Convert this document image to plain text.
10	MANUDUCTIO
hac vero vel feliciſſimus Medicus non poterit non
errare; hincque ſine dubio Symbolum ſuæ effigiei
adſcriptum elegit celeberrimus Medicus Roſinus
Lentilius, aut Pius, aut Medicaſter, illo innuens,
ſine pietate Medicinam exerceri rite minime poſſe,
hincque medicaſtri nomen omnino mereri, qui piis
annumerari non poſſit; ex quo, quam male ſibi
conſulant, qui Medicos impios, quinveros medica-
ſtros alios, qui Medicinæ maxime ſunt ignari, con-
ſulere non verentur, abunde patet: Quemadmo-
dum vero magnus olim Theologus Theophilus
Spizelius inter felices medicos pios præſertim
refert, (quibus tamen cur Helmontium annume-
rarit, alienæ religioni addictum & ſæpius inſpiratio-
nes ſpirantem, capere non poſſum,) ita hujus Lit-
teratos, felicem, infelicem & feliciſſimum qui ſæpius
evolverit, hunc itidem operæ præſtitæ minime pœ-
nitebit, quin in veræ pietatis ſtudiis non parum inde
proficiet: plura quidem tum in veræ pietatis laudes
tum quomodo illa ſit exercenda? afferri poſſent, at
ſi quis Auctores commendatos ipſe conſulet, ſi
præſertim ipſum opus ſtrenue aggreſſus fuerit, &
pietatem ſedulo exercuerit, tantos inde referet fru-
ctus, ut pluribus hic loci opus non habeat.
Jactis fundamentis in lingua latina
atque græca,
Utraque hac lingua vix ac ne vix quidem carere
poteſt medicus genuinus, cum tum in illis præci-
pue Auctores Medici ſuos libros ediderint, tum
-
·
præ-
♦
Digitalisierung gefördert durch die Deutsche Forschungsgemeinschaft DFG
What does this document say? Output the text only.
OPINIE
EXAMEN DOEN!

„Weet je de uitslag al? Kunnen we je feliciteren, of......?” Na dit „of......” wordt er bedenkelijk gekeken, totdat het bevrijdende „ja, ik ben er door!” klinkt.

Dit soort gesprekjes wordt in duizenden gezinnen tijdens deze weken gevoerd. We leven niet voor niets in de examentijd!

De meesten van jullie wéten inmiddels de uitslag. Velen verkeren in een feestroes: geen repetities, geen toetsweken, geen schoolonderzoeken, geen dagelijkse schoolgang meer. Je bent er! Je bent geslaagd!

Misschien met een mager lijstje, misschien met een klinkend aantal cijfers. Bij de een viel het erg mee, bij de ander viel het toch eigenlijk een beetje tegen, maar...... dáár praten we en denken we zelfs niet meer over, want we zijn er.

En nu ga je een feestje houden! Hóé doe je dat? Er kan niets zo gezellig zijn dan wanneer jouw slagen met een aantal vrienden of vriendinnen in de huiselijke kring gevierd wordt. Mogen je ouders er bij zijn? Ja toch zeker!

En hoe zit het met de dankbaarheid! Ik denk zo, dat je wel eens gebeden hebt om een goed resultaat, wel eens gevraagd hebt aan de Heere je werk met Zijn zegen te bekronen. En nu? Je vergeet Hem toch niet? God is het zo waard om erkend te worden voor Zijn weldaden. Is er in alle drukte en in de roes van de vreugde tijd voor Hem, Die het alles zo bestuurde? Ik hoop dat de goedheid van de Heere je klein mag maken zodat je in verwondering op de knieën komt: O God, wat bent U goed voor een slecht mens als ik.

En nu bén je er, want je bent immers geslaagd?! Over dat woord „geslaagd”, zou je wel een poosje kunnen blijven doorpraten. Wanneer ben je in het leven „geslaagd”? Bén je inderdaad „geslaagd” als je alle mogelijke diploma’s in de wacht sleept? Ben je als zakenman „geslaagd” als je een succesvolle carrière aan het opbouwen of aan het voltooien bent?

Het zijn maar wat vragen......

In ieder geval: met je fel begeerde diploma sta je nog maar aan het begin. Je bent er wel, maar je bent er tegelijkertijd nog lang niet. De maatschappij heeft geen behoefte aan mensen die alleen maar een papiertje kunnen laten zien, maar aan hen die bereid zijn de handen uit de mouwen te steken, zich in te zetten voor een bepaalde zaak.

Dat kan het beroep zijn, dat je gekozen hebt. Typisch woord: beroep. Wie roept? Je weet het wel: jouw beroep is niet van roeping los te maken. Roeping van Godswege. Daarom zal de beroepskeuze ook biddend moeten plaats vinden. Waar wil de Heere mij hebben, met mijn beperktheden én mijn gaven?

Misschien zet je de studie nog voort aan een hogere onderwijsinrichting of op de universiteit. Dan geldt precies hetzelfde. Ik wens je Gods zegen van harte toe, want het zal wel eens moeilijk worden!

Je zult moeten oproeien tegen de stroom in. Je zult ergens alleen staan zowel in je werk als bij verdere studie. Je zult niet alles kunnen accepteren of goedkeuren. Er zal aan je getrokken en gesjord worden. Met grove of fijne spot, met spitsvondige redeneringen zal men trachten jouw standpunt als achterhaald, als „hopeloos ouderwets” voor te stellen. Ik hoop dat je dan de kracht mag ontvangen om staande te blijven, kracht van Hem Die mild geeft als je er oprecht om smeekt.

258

********************

What this task involves —
Reply with one number: the count of lines in the entries that include the word "zegen".

Response —
2